[Problem requirements]: Copy out the data exactly, leaving the pictures behind.

[Data]:
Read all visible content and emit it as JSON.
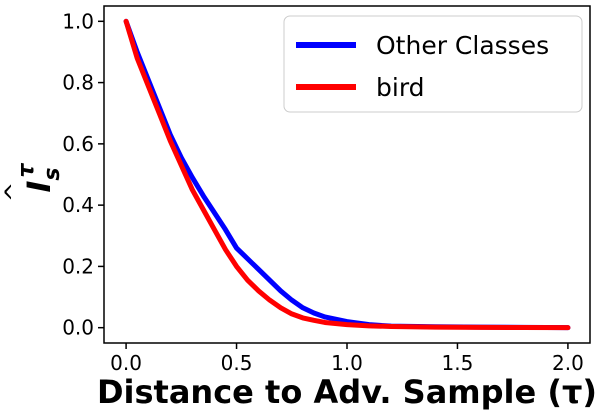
{
  "chart_data": {
    "type": "line",
    "xlabel": "Distance to Adv. Sample (τ)",
    "ylabel": "Î_s^τ",
    "ylabel_parts": {
      "base": "I",
      "sub": "s",
      "sup": "τ"
    },
    "xlim": [
      -0.1,
      2.1
    ],
    "ylim": [
      -0.05,
      1.05
    ],
    "xticks": [
      0.0,
      0.5,
      1.0,
      1.5,
      2.0
    ],
    "xtick_labels": [
      "0.0",
      "0.5",
      "1.0",
      "1.5",
      "2.0"
    ],
    "yticks": [
      0.0,
      0.2,
      0.4,
      0.6,
      0.8,
      1.0
    ],
    "ytick_labels": [
      "0.0",
      "0.2",
      "0.4",
      "0.6",
      "0.8",
      "1.0"
    ],
    "grid": false,
    "legend_position": "top-right",
    "series": [
      {
        "name": "Other Classes",
        "color": "#0000ff",
        "x": [
          0.0,
          0.05,
          0.1,
          0.15,
          0.2,
          0.25,
          0.3,
          0.35,
          0.4,
          0.45,
          0.5,
          0.55,
          0.6,
          0.65,
          0.7,
          0.75,
          0.8,
          0.85,
          0.9,
          1.0,
          1.1,
          1.2,
          1.4,
          1.6,
          1.8,
          2.0
        ],
        "y": [
          1.0,
          0.9,
          0.81,
          0.72,
          0.63,
          0.555,
          0.49,
          0.43,
          0.375,
          0.32,
          0.26,
          0.225,
          0.19,
          0.155,
          0.12,
          0.09,
          0.065,
          0.048,
          0.035,
          0.02,
          0.01,
          0.005,
          0.003,
          0.002,
          0.001,
          0.0
        ]
      },
      {
        "name": "bird",
        "color": "#ff0000",
        "x": [
          0.0,
          0.05,
          0.1,
          0.15,
          0.2,
          0.25,
          0.3,
          0.35,
          0.4,
          0.45,
          0.5,
          0.55,
          0.6,
          0.65,
          0.7,
          0.75,
          0.8,
          0.85,
          0.9,
          1.0,
          1.1,
          1.2,
          1.4,
          1.6,
          1.8,
          2.0
        ],
        "y": [
          1.0,
          0.88,
          0.79,
          0.7,
          0.61,
          0.53,
          0.45,
          0.385,
          0.32,
          0.255,
          0.2,
          0.155,
          0.12,
          0.09,
          0.065,
          0.045,
          0.032,
          0.024,
          0.017,
          0.01,
          0.006,
          0.004,
          0.002,
          0.001,
          0.0005,
          0.0
        ]
      }
    ]
  }
}
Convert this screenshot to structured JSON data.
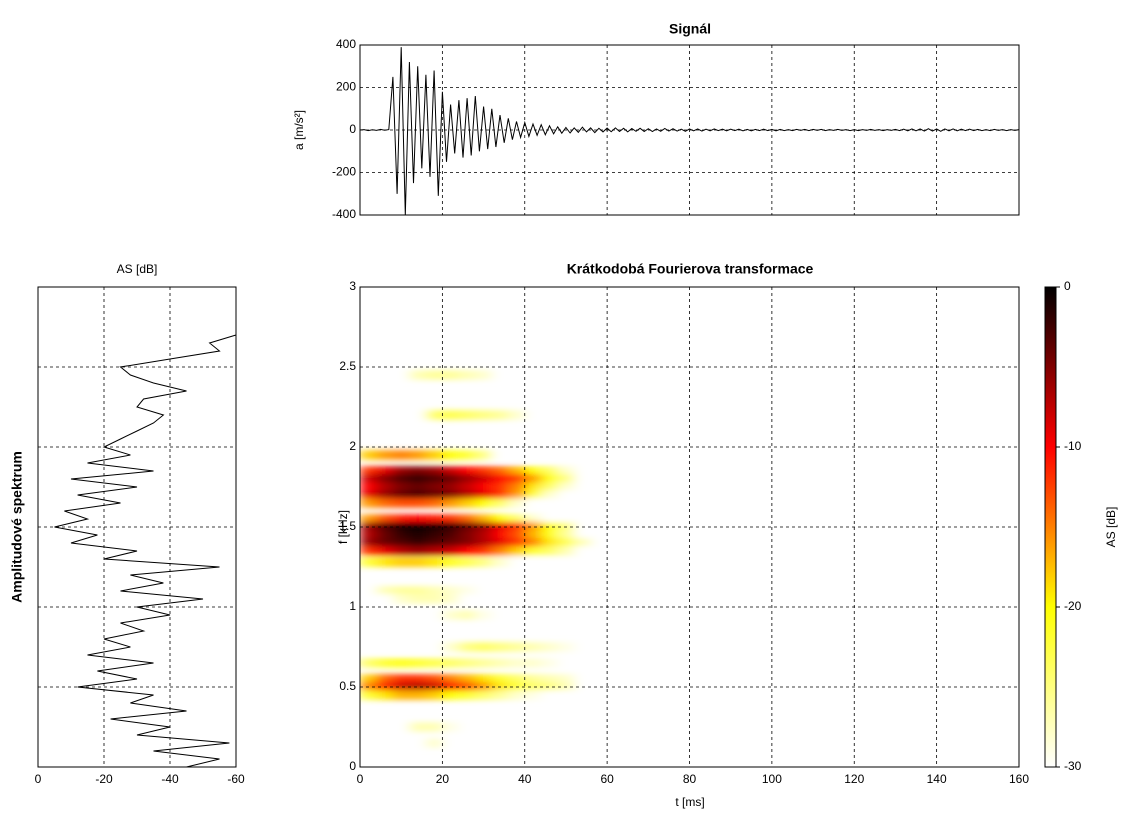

[Reply to the task]:
Read all visible content and emit it as JSON.
{
  "chart_data": {
    "type": "line",
    "xlabel": "Distance to Adv. Sample (τ)",
    "ylabel": "Î_s^τ",
    "ylabel_parts": {
      "base": "I",
      "sub": "s",
      "sup": "τ"
    },
    "xlim": [
      -0.1,
      2.1
    ],
    "ylim": [
      -0.05,
      1.05
    ],
    "xticks": [
      0.0,
      0.5,
      1.0,
      1.5,
      2.0
    ],
    "xtick_labels": [
      "0.0",
      "0.5",
      "1.0",
      "1.5",
      "2.0"
    ],
    "yticks": [
      0.0,
      0.2,
      0.4,
      0.6,
      0.8,
      1.0
    ],
    "ytick_labels": [
      "0.0",
      "0.2",
      "0.4",
      "0.6",
      "0.8",
      "1.0"
    ],
    "grid": false,
    "legend_position": "top-right",
    "series": [
      {
        "name": "Other Classes",
        "color": "#0000ff",
        "x": [
          0.0,
          0.05,
          0.1,
          0.15,
          0.2,
          0.25,
          0.3,
          0.35,
          0.4,
          0.45,
          0.5,
          0.55,
          0.6,
          0.65,
          0.7,
          0.75,
          0.8,
          0.85,
          0.9,
          1.0,
          1.1,
          1.2,
          1.4,
          1.6,
          1.8,
          2.0
        ],
        "y": [
          1.0,
          0.9,
          0.81,
          0.72,
          0.63,
          0.555,
          0.49,
          0.43,
          0.375,
          0.32,
          0.26,
          0.225,
          0.19,
          0.155,
          0.12,
          0.09,
          0.065,
          0.048,
          0.035,
          0.02,
          0.01,
          0.005,
          0.003,
          0.002,
          0.001,
          0.0
        ]
      },
      {
        "name": "bird",
        "color": "#ff0000",
        "x": [
          0.0,
          0.05,
          0.1,
          0.15,
          0.2,
          0.25,
          0.3,
          0.35,
          0.4,
          0.45,
          0.5,
          0.55,
          0.6,
          0.65,
          0.7,
          0.75,
          0.8,
          0.85,
          0.9,
          1.0,
          1.1,
          1.2,
          1.4,
          1.6,
          1.8,
          2.0
        ],
        "y": [
          1.0,
          0.88,
          0.79,
          0.7,
          0.61,
          0.53,
          0.45,
          0.385,
          0.32,
          0.255,
          0.2,
          0.155,
          0.12,
          0.09,
          0.065,
          0.045,
          0.032,
          0.024,
          0.017,
          0.01,
          0.006,
          0.004,
          0.002,
          0.001,
          0.0005,
          0.0
        ]
      }
    ]
  }
}
Convert this screenshot to structured JSON data.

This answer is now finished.